TASK REQUIREMENTS → Provide nothing but the number of lines containing the string "object".

GIVEN RECORDS →
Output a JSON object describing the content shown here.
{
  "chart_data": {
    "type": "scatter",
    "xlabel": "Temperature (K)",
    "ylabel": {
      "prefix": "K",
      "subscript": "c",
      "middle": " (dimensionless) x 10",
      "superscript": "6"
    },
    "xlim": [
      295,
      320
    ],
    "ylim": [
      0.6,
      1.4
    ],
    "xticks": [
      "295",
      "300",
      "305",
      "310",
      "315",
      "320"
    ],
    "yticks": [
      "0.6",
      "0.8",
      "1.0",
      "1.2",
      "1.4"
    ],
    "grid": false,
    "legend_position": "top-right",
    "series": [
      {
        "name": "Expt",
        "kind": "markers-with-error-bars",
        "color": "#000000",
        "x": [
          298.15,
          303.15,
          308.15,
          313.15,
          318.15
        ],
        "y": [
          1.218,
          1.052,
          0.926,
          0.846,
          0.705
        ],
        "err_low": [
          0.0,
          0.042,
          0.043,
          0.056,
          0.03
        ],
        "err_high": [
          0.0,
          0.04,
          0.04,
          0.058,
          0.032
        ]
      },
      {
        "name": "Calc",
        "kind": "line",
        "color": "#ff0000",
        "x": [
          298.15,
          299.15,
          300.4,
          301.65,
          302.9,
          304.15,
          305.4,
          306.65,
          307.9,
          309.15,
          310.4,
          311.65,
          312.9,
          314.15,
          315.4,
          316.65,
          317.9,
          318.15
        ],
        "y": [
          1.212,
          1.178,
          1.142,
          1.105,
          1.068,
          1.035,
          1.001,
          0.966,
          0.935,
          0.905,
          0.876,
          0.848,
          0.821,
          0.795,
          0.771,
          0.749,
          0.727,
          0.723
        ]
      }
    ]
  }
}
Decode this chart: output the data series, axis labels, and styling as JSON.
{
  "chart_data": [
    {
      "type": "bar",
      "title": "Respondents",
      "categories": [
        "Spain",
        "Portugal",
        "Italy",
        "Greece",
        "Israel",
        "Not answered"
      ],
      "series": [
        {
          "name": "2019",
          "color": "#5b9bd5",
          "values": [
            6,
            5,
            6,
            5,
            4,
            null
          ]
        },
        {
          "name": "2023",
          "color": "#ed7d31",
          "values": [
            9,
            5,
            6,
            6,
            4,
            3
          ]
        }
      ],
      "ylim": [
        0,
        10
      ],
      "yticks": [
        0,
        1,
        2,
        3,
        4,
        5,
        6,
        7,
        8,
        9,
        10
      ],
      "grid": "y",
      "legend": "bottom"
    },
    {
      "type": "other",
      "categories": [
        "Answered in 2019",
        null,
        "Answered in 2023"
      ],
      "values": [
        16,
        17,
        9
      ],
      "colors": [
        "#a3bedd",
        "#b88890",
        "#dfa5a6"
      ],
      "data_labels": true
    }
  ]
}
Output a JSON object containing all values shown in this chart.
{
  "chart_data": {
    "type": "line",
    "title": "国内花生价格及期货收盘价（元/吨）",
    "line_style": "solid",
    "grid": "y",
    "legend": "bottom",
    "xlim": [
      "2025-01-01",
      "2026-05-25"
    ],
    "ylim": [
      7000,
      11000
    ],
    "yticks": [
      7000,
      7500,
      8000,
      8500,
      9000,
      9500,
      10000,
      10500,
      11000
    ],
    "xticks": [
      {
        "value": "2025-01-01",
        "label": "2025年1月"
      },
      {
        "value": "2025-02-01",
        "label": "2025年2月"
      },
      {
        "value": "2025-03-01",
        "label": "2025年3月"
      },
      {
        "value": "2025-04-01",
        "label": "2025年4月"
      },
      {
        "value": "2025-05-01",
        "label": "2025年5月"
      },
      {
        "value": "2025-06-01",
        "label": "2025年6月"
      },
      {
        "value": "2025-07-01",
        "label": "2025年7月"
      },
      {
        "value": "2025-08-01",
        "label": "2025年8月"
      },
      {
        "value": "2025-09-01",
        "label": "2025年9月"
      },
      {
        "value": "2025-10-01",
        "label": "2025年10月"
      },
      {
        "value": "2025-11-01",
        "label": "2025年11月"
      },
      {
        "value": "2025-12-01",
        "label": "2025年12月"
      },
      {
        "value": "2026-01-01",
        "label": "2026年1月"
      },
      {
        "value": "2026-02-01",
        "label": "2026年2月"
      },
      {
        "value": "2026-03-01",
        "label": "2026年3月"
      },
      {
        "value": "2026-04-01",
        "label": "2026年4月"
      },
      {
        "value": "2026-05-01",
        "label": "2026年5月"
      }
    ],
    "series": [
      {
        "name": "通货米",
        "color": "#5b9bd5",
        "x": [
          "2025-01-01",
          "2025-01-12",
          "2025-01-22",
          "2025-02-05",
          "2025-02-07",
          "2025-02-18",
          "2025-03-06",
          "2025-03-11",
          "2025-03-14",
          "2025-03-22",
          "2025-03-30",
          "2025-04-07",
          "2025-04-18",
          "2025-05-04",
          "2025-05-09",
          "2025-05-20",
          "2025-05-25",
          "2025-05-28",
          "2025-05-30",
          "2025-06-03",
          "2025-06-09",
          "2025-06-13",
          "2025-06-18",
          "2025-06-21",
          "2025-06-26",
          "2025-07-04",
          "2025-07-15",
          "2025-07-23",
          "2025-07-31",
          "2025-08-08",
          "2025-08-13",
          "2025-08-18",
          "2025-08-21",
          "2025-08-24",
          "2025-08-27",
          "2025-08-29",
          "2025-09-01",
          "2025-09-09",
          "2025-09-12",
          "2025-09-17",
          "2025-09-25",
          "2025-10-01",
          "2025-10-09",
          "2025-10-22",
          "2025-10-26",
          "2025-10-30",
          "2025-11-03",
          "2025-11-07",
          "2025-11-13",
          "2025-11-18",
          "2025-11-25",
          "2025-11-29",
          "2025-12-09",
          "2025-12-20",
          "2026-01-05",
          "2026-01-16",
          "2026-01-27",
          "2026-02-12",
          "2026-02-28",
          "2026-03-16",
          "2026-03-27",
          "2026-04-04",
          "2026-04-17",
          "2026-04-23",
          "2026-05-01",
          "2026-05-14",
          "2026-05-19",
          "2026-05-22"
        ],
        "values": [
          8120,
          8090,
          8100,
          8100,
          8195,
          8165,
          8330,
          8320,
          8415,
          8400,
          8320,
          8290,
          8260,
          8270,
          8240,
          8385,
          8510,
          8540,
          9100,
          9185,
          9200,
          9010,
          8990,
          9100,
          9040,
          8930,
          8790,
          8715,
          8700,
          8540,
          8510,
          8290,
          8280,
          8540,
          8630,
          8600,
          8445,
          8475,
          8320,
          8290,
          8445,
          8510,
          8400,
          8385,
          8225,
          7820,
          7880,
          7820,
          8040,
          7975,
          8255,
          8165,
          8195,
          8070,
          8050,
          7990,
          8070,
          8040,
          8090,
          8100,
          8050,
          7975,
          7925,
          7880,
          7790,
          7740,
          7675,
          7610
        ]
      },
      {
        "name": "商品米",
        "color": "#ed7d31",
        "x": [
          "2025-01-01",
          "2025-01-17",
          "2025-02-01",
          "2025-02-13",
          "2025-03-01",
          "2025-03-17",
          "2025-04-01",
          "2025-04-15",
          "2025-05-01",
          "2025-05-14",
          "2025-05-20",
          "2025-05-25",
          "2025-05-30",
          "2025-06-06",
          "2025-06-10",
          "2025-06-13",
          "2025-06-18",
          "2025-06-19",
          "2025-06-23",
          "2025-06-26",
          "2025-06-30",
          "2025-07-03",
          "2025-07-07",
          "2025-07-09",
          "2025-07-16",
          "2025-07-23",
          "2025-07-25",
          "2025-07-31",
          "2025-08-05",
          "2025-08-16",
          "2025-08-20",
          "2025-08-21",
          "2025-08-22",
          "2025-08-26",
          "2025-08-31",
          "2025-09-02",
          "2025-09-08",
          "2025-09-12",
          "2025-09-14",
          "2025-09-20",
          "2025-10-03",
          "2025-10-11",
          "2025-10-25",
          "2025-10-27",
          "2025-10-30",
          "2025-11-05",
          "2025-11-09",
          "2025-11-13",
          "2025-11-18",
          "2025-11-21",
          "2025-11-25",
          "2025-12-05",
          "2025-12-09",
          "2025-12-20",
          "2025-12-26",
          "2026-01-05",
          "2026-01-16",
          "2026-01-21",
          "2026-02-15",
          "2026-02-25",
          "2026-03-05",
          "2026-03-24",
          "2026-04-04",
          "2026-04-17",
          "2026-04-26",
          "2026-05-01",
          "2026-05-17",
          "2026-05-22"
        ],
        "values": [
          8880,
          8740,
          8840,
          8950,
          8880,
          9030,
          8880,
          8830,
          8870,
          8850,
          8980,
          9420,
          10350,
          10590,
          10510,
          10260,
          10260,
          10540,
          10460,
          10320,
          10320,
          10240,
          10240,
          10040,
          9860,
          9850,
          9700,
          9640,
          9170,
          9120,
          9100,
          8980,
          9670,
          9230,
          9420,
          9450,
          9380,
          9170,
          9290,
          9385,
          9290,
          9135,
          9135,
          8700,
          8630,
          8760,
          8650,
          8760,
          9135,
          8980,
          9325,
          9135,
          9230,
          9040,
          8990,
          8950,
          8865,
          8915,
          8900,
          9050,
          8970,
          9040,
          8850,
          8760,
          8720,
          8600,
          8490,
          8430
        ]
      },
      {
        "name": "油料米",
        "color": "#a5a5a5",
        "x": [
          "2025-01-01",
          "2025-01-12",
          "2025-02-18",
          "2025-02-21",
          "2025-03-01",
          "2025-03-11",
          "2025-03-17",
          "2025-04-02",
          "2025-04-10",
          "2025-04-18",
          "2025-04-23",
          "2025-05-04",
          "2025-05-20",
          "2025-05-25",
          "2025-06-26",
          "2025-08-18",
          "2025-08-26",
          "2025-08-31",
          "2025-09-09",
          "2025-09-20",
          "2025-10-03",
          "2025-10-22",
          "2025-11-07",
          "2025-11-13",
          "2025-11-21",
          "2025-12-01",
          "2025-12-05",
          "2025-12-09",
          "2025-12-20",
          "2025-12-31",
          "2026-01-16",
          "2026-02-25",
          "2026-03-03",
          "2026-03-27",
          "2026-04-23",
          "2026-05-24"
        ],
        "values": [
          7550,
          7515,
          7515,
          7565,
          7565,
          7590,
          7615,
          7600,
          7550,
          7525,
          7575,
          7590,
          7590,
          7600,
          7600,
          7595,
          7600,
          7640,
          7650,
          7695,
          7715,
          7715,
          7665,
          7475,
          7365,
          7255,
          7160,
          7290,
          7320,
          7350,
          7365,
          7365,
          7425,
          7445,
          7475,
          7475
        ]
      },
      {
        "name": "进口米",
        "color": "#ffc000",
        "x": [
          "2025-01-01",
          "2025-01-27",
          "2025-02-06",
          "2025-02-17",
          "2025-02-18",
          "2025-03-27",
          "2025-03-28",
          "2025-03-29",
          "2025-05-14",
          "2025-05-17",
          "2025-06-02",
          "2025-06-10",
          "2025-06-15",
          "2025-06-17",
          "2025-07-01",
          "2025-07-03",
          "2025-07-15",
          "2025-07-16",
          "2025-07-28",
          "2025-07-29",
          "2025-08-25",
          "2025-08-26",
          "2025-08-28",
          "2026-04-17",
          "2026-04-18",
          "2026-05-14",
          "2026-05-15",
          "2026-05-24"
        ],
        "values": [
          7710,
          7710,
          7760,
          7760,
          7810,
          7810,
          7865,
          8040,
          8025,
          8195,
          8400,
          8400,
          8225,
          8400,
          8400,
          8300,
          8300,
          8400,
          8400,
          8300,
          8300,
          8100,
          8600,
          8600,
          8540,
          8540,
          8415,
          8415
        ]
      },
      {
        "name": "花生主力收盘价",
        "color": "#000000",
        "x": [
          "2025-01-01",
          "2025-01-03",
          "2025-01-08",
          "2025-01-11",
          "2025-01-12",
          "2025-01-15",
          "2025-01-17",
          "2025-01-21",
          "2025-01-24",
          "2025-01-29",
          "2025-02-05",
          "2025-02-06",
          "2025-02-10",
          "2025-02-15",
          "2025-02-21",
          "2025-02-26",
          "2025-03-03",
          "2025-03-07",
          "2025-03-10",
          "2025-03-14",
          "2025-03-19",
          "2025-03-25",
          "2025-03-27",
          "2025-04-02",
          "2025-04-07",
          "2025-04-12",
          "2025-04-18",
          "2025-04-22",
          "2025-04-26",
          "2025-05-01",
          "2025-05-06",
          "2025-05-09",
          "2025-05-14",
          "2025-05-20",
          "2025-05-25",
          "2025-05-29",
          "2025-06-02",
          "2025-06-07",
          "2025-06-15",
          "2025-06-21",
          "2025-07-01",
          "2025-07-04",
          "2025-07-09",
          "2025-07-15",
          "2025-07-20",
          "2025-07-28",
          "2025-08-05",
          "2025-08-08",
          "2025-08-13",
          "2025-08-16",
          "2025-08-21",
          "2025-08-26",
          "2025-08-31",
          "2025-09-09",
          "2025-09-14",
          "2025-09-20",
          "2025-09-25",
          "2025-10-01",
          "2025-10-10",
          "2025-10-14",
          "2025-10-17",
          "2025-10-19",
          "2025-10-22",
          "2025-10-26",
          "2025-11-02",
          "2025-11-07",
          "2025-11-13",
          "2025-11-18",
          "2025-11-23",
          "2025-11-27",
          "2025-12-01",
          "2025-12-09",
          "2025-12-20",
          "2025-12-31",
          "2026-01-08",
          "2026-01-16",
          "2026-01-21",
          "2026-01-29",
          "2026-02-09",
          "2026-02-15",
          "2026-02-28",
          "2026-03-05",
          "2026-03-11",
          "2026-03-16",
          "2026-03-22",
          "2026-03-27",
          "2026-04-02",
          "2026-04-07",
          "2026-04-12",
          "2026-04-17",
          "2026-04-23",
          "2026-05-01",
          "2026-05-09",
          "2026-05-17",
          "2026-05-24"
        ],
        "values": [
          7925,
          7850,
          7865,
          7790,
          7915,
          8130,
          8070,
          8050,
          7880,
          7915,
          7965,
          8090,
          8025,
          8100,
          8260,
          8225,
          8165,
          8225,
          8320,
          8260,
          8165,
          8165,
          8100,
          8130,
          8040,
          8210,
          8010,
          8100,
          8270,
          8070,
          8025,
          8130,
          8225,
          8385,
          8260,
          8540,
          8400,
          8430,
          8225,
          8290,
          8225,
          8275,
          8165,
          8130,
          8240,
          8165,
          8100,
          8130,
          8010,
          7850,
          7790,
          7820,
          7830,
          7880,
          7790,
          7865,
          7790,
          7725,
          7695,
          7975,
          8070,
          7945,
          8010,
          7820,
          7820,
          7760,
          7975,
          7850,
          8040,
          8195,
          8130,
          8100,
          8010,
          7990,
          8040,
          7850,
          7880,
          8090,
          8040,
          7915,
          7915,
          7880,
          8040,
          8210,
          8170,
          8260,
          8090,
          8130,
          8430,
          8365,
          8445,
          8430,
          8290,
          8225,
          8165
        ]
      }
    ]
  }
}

CORRECT RESULT → 2